Element box records

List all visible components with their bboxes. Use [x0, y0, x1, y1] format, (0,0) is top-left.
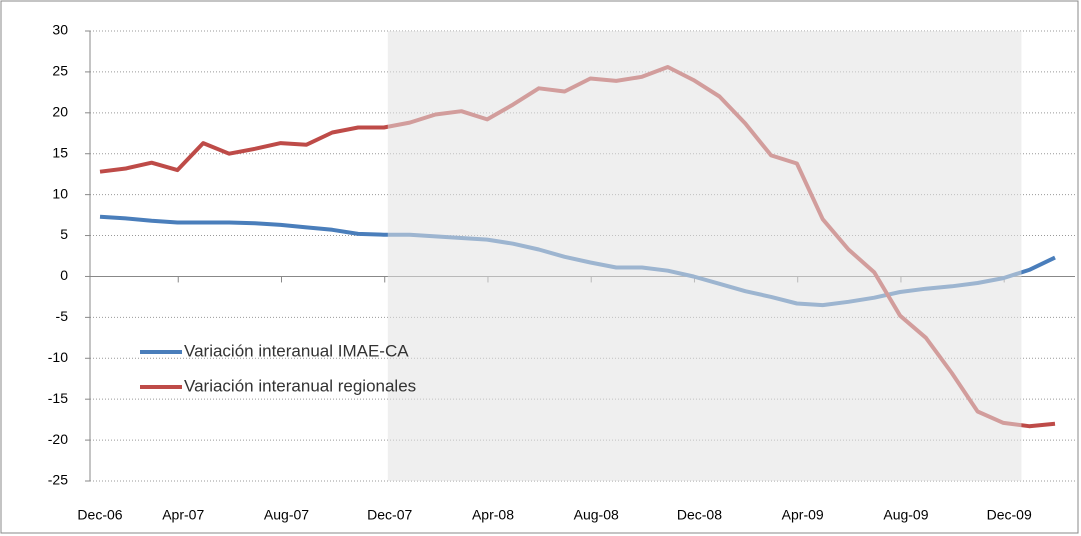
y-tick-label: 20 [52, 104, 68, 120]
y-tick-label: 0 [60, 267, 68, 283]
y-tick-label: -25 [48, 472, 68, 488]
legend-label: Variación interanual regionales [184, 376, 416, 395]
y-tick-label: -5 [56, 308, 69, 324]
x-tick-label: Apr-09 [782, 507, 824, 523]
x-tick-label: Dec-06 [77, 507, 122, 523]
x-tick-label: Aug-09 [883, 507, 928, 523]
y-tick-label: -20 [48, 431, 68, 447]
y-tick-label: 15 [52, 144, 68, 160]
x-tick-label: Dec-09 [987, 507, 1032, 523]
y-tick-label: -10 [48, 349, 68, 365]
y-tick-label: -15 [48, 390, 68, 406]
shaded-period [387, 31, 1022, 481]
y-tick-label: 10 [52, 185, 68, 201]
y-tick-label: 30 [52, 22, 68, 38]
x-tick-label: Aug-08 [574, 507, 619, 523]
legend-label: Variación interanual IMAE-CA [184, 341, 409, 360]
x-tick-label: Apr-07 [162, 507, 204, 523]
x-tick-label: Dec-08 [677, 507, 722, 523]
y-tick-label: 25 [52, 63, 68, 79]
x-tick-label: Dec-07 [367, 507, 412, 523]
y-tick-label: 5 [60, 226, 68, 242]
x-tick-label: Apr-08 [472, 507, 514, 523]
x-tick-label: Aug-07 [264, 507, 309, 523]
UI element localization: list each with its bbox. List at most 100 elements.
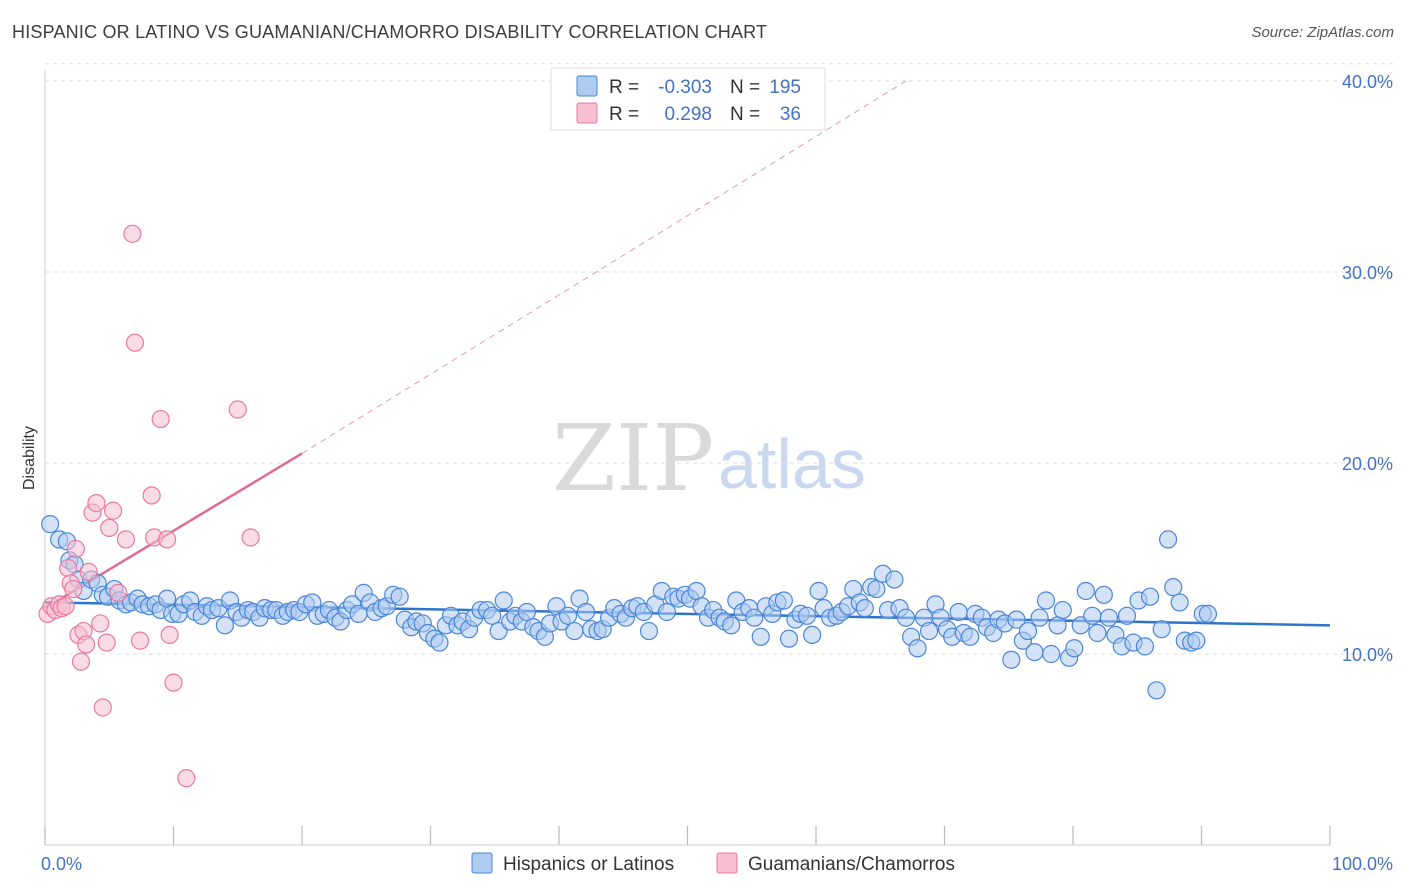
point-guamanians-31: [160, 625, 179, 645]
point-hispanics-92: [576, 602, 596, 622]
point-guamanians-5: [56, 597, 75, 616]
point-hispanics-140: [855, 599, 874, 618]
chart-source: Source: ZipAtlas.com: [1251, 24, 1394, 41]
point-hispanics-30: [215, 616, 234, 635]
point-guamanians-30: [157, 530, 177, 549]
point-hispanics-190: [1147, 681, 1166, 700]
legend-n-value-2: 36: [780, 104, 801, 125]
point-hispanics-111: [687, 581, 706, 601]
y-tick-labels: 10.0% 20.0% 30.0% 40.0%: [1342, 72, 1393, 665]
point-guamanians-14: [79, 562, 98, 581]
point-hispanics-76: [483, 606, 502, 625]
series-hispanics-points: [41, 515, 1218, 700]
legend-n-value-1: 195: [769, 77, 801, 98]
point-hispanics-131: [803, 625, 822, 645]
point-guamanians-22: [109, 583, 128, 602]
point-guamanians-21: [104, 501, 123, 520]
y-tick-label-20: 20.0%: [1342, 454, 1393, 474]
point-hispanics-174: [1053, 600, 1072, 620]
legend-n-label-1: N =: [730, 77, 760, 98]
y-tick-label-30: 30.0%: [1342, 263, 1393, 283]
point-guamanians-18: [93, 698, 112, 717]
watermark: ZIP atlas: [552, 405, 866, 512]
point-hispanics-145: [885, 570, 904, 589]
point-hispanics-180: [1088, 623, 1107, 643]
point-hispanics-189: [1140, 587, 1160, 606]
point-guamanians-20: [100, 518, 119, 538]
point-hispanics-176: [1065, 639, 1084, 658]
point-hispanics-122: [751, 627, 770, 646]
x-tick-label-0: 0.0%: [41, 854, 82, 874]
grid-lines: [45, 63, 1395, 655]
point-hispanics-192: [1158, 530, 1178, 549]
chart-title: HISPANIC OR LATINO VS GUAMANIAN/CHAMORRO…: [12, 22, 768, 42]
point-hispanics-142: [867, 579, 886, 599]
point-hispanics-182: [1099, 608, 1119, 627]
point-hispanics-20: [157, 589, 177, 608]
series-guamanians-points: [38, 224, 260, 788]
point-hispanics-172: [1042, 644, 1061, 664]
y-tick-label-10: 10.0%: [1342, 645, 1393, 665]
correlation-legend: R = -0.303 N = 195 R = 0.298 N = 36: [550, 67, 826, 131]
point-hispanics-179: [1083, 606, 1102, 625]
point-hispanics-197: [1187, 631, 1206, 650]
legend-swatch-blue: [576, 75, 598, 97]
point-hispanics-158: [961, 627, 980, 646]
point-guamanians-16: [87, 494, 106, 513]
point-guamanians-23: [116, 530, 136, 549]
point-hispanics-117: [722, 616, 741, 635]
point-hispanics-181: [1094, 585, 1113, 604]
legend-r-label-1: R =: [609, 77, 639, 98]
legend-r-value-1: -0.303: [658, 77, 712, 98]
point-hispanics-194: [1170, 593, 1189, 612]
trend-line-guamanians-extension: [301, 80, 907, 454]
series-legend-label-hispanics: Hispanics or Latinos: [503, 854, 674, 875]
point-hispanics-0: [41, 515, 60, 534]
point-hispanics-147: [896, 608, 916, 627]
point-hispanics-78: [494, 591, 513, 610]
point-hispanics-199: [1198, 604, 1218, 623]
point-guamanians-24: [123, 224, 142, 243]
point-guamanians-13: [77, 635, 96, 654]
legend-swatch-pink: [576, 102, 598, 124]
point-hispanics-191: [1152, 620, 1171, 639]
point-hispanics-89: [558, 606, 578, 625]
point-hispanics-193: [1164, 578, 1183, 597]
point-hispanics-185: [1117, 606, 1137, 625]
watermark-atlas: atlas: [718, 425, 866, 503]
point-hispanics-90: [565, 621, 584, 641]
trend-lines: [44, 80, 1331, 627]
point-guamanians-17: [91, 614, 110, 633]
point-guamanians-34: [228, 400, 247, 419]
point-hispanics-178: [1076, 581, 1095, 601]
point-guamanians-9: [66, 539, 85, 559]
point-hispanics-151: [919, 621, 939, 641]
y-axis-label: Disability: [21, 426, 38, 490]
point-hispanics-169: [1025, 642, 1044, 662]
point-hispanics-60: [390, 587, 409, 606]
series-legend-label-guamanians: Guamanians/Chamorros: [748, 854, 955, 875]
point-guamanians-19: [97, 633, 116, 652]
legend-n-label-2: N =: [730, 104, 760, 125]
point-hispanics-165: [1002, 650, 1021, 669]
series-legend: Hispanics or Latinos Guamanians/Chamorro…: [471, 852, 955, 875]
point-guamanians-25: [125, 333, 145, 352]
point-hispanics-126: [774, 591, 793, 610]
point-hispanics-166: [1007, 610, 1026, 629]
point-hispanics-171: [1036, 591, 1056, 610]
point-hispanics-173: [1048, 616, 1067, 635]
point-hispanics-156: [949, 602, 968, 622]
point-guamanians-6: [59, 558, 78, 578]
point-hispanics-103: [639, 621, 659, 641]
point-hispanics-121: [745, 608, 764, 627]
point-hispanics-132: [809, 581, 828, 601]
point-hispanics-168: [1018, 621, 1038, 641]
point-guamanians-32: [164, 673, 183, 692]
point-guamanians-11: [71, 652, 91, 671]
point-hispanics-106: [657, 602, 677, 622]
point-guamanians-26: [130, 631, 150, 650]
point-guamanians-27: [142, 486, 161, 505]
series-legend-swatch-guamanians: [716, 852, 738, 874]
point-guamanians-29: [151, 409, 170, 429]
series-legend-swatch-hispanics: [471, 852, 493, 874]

--

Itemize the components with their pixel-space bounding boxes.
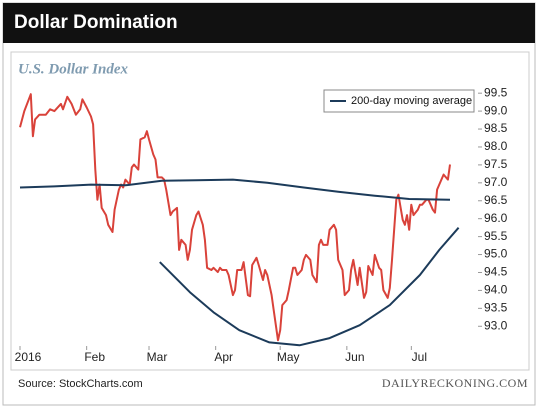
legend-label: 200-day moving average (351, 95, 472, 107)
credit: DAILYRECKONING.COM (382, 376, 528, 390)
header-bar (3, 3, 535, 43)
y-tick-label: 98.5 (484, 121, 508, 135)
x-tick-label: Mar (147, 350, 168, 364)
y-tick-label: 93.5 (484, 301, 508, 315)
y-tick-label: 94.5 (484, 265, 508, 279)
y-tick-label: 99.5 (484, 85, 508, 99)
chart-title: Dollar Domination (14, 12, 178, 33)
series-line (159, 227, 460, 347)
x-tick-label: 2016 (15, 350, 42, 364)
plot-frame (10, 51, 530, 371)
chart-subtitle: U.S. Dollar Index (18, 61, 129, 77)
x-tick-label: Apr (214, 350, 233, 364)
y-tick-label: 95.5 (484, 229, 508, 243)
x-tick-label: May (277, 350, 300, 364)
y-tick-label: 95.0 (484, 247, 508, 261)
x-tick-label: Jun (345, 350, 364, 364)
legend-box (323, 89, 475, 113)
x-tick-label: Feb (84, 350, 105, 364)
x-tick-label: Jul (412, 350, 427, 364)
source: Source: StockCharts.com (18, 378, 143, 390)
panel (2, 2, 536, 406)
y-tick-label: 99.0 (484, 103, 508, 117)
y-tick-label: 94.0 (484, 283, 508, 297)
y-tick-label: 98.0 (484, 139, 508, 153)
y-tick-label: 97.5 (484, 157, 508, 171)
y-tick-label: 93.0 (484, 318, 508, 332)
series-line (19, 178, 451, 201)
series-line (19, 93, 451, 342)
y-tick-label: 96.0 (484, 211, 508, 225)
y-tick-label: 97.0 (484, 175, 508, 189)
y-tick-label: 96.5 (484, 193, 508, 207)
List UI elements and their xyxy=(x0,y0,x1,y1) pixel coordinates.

...

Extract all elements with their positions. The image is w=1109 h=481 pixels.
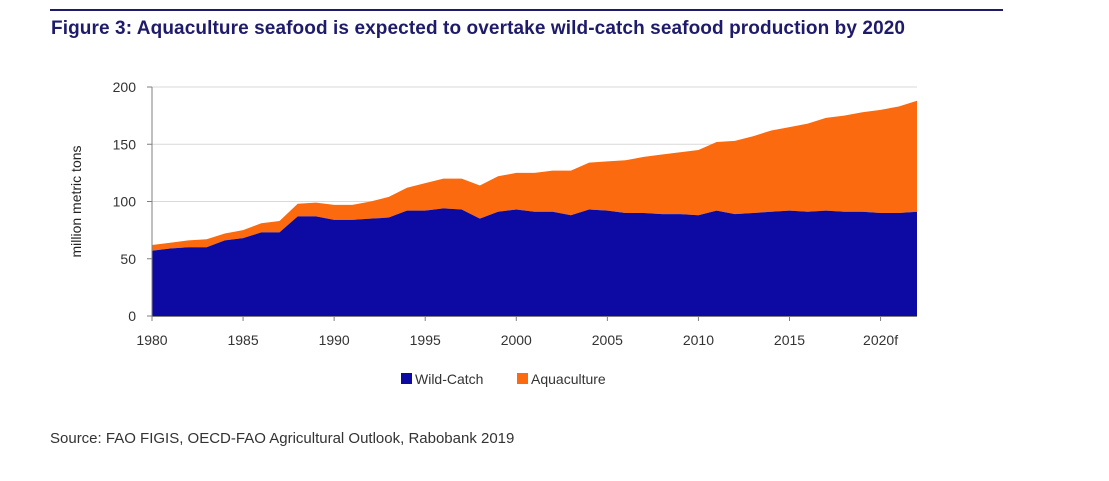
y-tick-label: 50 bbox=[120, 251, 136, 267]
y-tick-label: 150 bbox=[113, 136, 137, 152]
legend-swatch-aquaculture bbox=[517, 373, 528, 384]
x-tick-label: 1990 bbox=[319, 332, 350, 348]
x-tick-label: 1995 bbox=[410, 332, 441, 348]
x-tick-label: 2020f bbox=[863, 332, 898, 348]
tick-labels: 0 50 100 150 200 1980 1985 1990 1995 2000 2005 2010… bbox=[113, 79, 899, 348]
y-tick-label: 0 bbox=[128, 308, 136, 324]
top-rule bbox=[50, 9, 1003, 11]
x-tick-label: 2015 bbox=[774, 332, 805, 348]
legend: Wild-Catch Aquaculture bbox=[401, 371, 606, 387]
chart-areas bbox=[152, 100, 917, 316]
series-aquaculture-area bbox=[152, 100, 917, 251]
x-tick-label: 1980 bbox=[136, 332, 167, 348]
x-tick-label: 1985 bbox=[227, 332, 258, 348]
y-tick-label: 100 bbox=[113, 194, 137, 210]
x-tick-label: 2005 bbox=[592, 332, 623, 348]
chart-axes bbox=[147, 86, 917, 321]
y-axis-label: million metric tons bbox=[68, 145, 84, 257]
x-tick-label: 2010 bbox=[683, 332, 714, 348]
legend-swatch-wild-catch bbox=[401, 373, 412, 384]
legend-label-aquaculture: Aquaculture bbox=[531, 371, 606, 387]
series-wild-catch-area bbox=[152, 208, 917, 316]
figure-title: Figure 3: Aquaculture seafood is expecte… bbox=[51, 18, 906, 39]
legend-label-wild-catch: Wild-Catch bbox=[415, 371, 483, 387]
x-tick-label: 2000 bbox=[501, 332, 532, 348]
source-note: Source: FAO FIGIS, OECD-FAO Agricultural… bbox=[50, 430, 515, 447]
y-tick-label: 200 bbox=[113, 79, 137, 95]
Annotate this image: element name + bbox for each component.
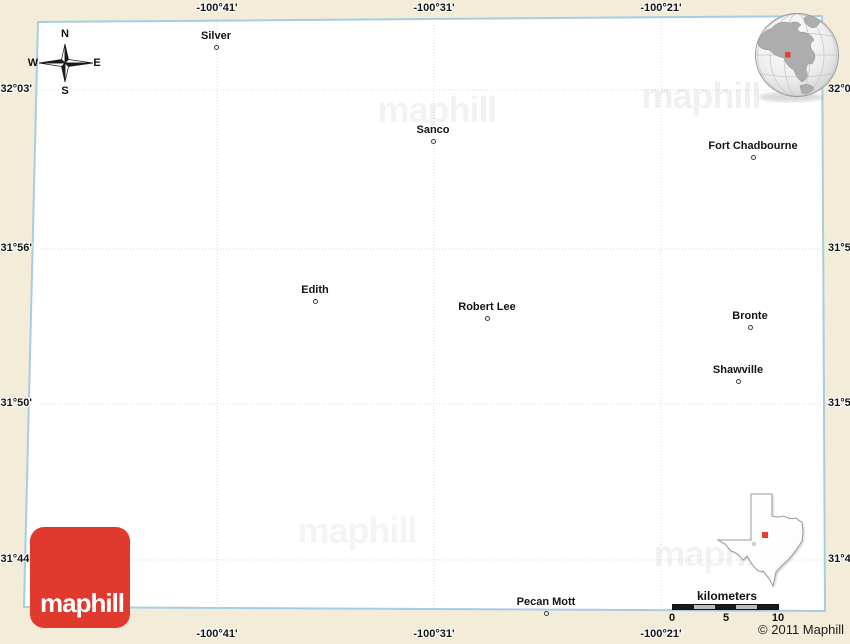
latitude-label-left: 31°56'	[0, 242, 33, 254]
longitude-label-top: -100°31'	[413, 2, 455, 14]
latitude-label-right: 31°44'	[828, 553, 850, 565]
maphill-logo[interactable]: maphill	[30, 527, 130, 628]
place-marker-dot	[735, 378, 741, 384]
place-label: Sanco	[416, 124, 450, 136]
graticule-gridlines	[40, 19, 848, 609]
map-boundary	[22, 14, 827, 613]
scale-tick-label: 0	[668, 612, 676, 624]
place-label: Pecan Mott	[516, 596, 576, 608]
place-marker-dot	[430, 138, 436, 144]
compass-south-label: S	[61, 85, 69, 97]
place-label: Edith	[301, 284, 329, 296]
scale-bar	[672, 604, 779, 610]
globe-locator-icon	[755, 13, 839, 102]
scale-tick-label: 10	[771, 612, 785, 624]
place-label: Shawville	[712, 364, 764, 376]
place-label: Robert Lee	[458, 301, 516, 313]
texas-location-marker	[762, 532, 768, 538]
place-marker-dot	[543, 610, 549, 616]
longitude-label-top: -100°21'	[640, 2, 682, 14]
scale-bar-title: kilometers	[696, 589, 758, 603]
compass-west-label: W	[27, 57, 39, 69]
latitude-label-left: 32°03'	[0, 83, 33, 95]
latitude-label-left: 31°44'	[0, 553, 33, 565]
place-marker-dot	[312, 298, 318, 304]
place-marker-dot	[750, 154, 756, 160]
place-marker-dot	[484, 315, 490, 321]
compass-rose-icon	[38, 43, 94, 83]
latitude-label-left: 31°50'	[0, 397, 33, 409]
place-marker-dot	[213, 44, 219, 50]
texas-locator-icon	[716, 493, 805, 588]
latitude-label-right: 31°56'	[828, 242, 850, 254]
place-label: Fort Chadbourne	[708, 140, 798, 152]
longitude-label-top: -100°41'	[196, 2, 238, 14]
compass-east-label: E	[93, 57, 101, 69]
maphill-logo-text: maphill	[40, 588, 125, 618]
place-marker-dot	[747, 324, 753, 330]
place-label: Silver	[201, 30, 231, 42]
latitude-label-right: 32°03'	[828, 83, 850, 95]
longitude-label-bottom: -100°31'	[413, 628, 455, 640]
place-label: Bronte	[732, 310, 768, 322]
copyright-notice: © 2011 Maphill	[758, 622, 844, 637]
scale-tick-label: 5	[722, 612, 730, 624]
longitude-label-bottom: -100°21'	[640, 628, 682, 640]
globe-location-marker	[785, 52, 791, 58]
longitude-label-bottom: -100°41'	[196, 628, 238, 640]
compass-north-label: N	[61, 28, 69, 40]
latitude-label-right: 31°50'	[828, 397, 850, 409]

▶ [DIRECTIONS]: Copy the records above word for word, from the line containing "242, 33, 254]" through the line containing "378, 741, 384]", with both of those lines included.

▶ [ANSWER TO THIS EXERCISE]:
latitude-label-left: 31°56'	[0, 242, 33, 254]
longitude-label-top: -100°31'	[413, 2, 455, 14]
latitude-label-right: 31°44'	[828, 553, 850, 565]
maphill-logo[interactable]: maphill	[30, 527, 130, 628]
place-marker-dot	[735, 378, 741, 384]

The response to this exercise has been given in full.